TASK REQUIREMENTS.
Omit the pictures and return every entry exactly as written.

* * * * * * * * *

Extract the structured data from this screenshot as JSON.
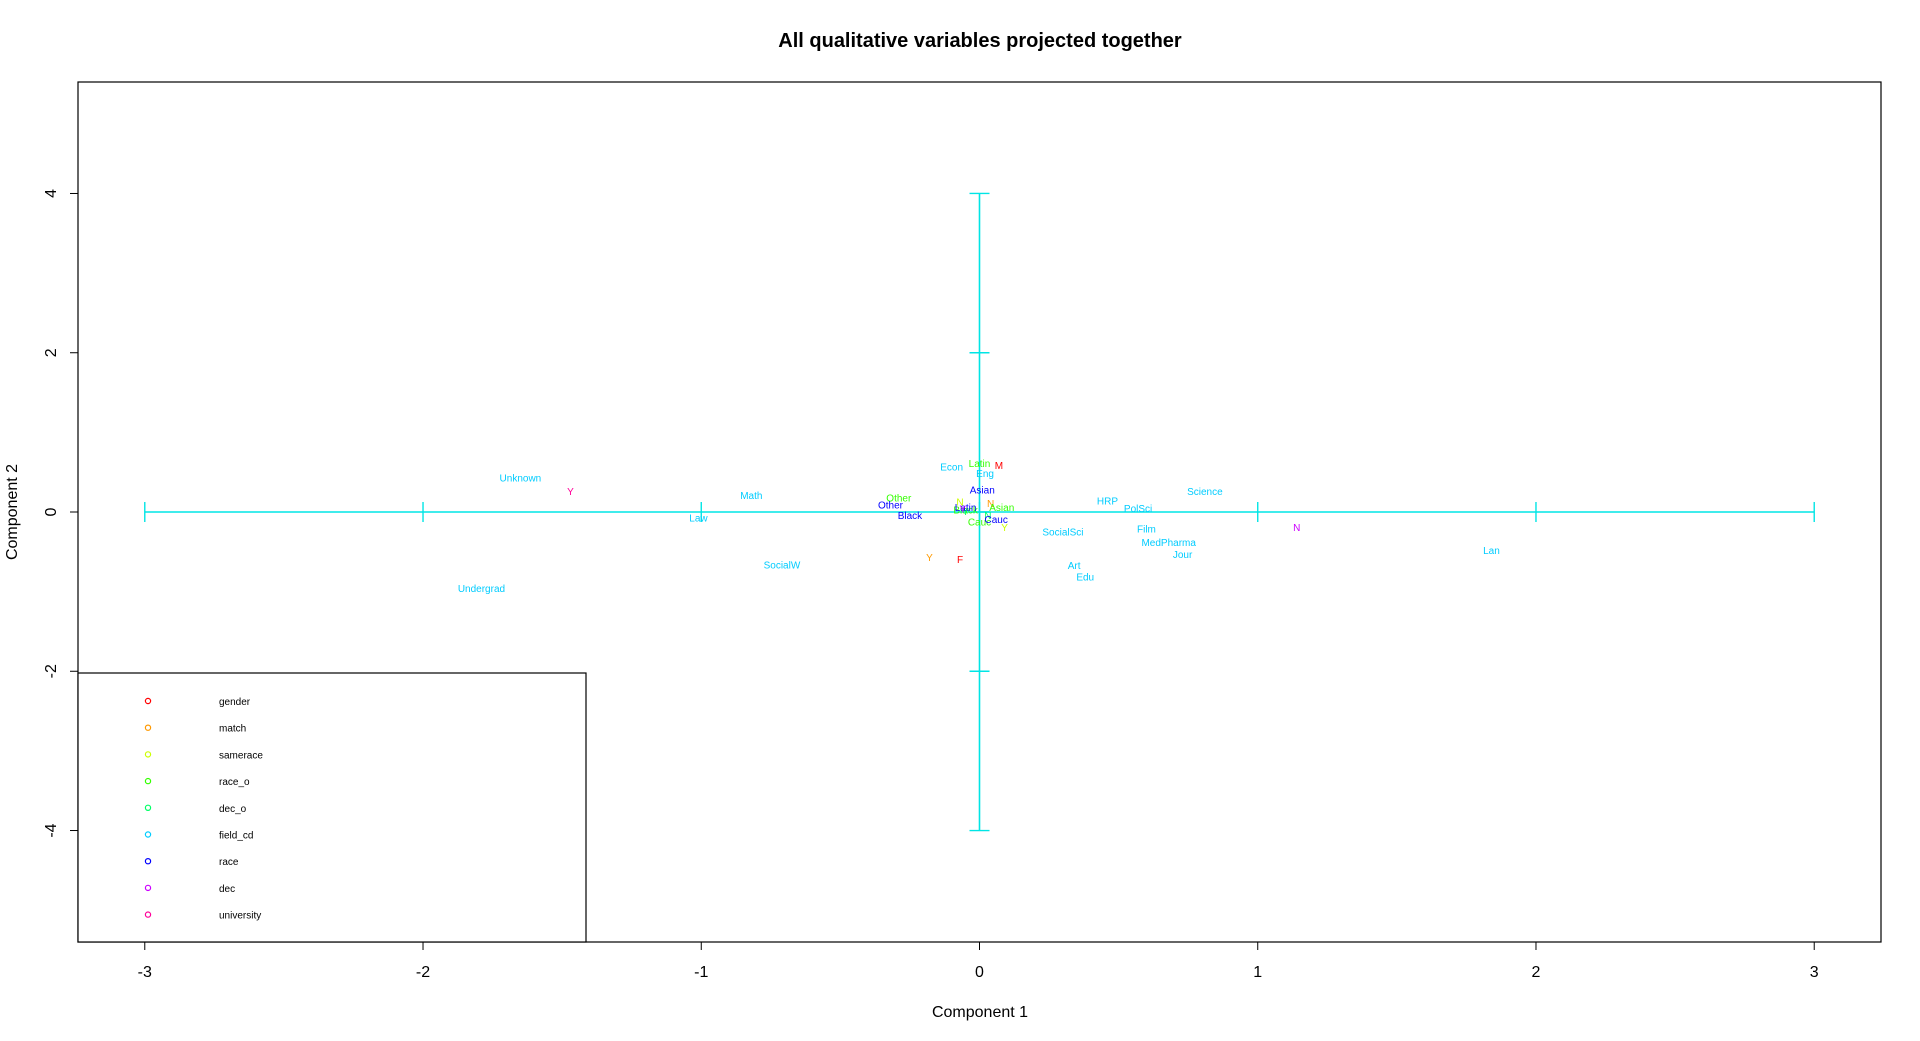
{
  "chart_data": {
    "type": "scatter",
    "title": "All qualitative variables projected together",
    "xlabel": "Component 1",
    "ylabel": "Component 2",
    "xlim": [
      -3.24,
      3.24
    ],
    "ylim": [
      -5.4,
      5.4
    ],
    "xticks": [
      -3,
      -2,
      -1,
      0,
      1,
      2,
      3
    ],
    "yticks": [
      -4,
      -2,
      0,
      2,
      4
    ],
    "grid": false,
    "legend_position": "bottom-left",
    "crosshair": {
      "color": "#00e5e5",
      "x_range": [
        -3,
        3
      ],
      "y_range": [
        -4,
        4
      ]
    },
    "series": [
      {
        "name": "gender",
        "color": "#ff0000",
        "points": [
          {
            "label": "M",
            "x": 0.07,
            "y": 0.58
          },
          {
            "label": "F",
            "x": -0.07,
            "y": -0.6
          }
        ]
      },
      {
        "name": "match",
        "color": "#ff9900",
        "points": [
          {
            "label": "Y",
            "x": -0.18,
            "y": -0.58
          },
          {
            "label": "N",
            "x": 0.04,
            "y": 0.1
          }
        ]
      },
      {
        "name": "samerace",
        "color": "#ccff00",
        "points": [
          {
            "label": "Y",
            "x": 0.09,
            "y": -0.2
          },
          {
            "label": "N",
            "x": -0.07,
            "y": 0.12
          }
        ]
      },
      {
        "name": "race_o",
        "color": "#33ff00",
        "points": [
          {
            "label": "Latin",
            "x": 0.0,
            "y": 0.6
          },
          {
            "label": "Other",
            "x": -0.29,
            "y": 0.17
          },
          {
            "label": "Asian",
            "x": 0.08,
            "y": 0.05
          },
          {
            "label": "Black",
            "x": -0.05,
            "y": 0.02
          },
          {
            "label": "Cauc",
            "x": 0.0,
            "y": -0.13
          }
        ]
      },
      {
        "name": "dec_o",
        "color": "#00ff66",
        "points": [
          {
            "label": "Y",
            "x": -0.05,
            "y": 0.0
          },
          {
            "label": "N",
            "x": 0.03,
            "y": -0.05
          }
        ]
      },
      {
        "name": "field_cd",
        "color": "#00ccff",
        "points": [
          {
            "label": "Unknown",
            "x": -1.65,
            "y": 0.42
          },
          {
            "label": "Math",
            "x": -0.82,
            "y": 0.2
          },
          {
            "label": "Law",
            "x": -1.01,
            "y": -0.08
          },
          {
            "label": "SocialW",
            "x": -0.71,
            "y": -0.67
          },
          {
            "label": "Undergrad",
            "x": -1.79,
            "y": -0.97
          },
          {
            "label": "Econ",
            "x": -0.1,
            "y": 0.56
          },
          {
            "label": "Eng",
            "x": 0.02,
            "y": 0.48
          },
          {
            "label": "HRP",
            "x": 0.46,
            "y": 0.13
          },
          {
            "label": "PolSci",
            "x": 0.57,
            "y": 0.04
          },
          {
            "label": "Science",
            "x": 0.81,
            "y": 0.25
          },
          {
            "label": "SocialSci",
            "x": 0.3,
            "y": -0.26
          },
          {
            "label": "Film",
            "x": 0.6,
            "y": -0.22
          },
          {
            "label": "MedPharma",
            "x": 0.68,
            "y": -0.39
          },
          {
            "label": "Jour",
            "x": 0.73,
            "y": -0.54
          },
          {
            "label": "Art",
            "x": 0.34,
            "y": -0.68
          },
          {
            "label": "Edu",
            "x": 0.38,
            "y": -0.82
          },
          {
            "label": "Lan",
            "x": 1.84,
            "y": -0.49
          }
        ]
      },
      {
        "name": "race",
        "color": "#0000ff",
        "points": [
          {
            "label": "Asian",
            "x": 0.01,
            "y": 0.27
          },
          {
            "label": "Other",
            "x": -0.32,
            "y": 0.08
          },
          {
            "label": "Latin",
            "x": -0.05,
            "y": 0.05
          },
          {
            "label": "Black",
            "x": -0.25,
            "y": -0.05
          },
          {
            "label": "Cauc",
            "x": 0.06,
            "y": -0.1
          }
        ]
      },
      {
        "name": "dec",
        "color": "#cc00ff",
        "points": [
          {
            "label": "N",
            "x": 1.14,
            "y": -0.2
          },
          {
            "label": "Y",
            "x": -0.06,
            "y": 0.03
          }
        ]
      },
      {
        "name": "university",
        "color": "#ff0099",
        "points": [
          {
            "label": "Y",
            "x": -1.47,
            "y": 0.25
          }
        ]
      }
    ]
  }
}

* * * * * * * * *

CORRECT RESULT.
Extract the structured data from this screenshot as JSON.
{
  "chart_data": {
    "type": "scatter",
    "title": "All qualitative variables projected together",
    "xlabel": "Component 1",
    "ylabel": "Component 2",
    "xlim": [
      -3.24,
      3.24
    ],
    "ylim": [
      -5.4,
      5.4
    ],
    "xticks": [
      -3,
      -2,
      -1,
      0,
      1,
      2,
      3
    ],
    "yticks": [
      -4,
      -2,
      0,
      2,
      4
    ],
    "grid": false,
    "legend_position": "bottom-left",
    "crosshair": {
      "color": "#00e5e5",
      "x_range": [
        -3,
        3
      ],
      "y_range": [
        -4,
        4
      ]
    },
    "series": [
      {
        "name": "gender",
        "color": "#ff0000",
        "points": [
          {
            "label": "M",
            "x": 0.07,
            "y": 0.58
          },
          {
            "label": "F",
            "x": -0.07,
            "y": -0.6
          }
        ]
      },
      {
        "name": "match",
        "color": "#ff9900",
        "points": [
          {
            "label": "Y",
            "x": -0.18,
            "y": -0.58
          },
          {
            "label": "N",
            "x": 0.04,
            "y": 0.1
          }
        ]
      },
      {
        "name": "samerace",
        "color": "#ccff00",
        "points": [
          {
            "label": "Y",
            "x": 0.09,
            "y": -0.2
          },
          {
            "label": "N",
            "x": -0.07,
            "y": 0.12
          }
        ]
      },
      {
        "name": "race_o",
        "color": "#33ff00",
        "points": [
          {
            "label": "Latin",
            "x": 0.0,
            "y": 0.6
          },
          {
            "label": "Other",
            "x": -0.29,
            "y": 0.17
          },
          {
            "label": "Asian",
            "x": 0.08,
            "y": 0.05
          },
          {
            "label": "Black",
            "x": -0.05,
            "y": 0.02
          },
          {
            "label": "Cauc",
            "x": 0.0,
            "y": -0.13
          }
        ]
      },
      {
        "name": "dec_o",
        "color": "#00ff66",
        "points": [
          {
            "label": "Y",
            "x": -0.05,
            "y": 0.0
          },
          {
            "label": "N",
            "x": 0.03,
            "y": -0.05
          }
        ]
      },
      {
        "name": "field_cd",
        "color": "#00ccff",
        "points": [
          {
            "label": "Unknown",
            "x": -1.65,
            "y": 0.42
          },
          {
            "label": "Math",
            "x": -0.82,
            "y": 0.2
          },
          {
            "label": "Law",
            "x": -1.01,
            "y": -0.08
          },
          {
            "label": "SocialW",
            "x": -0.71,
            "y": -0.67
          },
          {
            "label": "Undergrad",
            "x": -1.79,
            "y": -0.97
          },
          {
            "label": "Econ",
            "x": -0.1,
            "y": 0.56
          },
          {
            "label": "Eng",
            "x": 0.02,
            "y": 0.48
          },
          {
            "label": "HRP",
            "x": 0.46,
            "y": 0.13
          },
          {
            "label": "PolSci",
            "x": 0.57,
            "y": 0.04
          },
          {
            "label": "Science",
            "x": 0.81,
            "y": 0.25
          },
          {
            "label": "SocialSci",
            "x": 0.3,
            "y": -0.26
          },
          {
            "label": "Film",
            "x": 0.6,
            "y": -0.22
          },
          {
            "label": "MedPharma",
            "x": 0.68,
            "y": -0.39
          },
          {
            "label": "Jour",
            "x": 0.73,
            "y": -0.54
          },
          {
            "label": "Art",
            "x": 0.34,
            "y": -0.68
          },
          {
            "label": "Edu",
            "x": 0.38,
            "y": -0.82
          },
          {
            "label": "Lan",
            "x": 1.84,
            "y": -0.49
          }
        ]
      },
      {
        "name": "race",
        "color": "#0000ff",
        "points": [
          {
            "label": "Asian",
            "x": 0.01,
            "y": 0.27
          },
          {
            "label": "Other",
            "x": -0.32,
            "y": 0.08
          },
          {
            "label": "Latin",
            "x": -0.05,
            "y": 0.05
          },
          {
            "label": "Black",
            "x": -0.25,
            "y": -0.05
          },
          {
            "label": "Cauc",
            "x": 0.06,
            "y": -0.1
          }
        ]
      },
      {
        "name": "dec",
        "color": "#cc00ff",
        "points": [
          {
            "label": "N",
            "x": 1.14,
            "y": -0.2
          },
          {
            "label": "Y",
            "x": -0.06,
            "y": 0.03
          }
        ]
      },
      {
        "name": "university",
        "color": "#ff0099",
        "points": [
          {
            "label": "Y",
            "x": -1.47,
            "y": 0.25
          }
        ]
      }
    ]
  }
}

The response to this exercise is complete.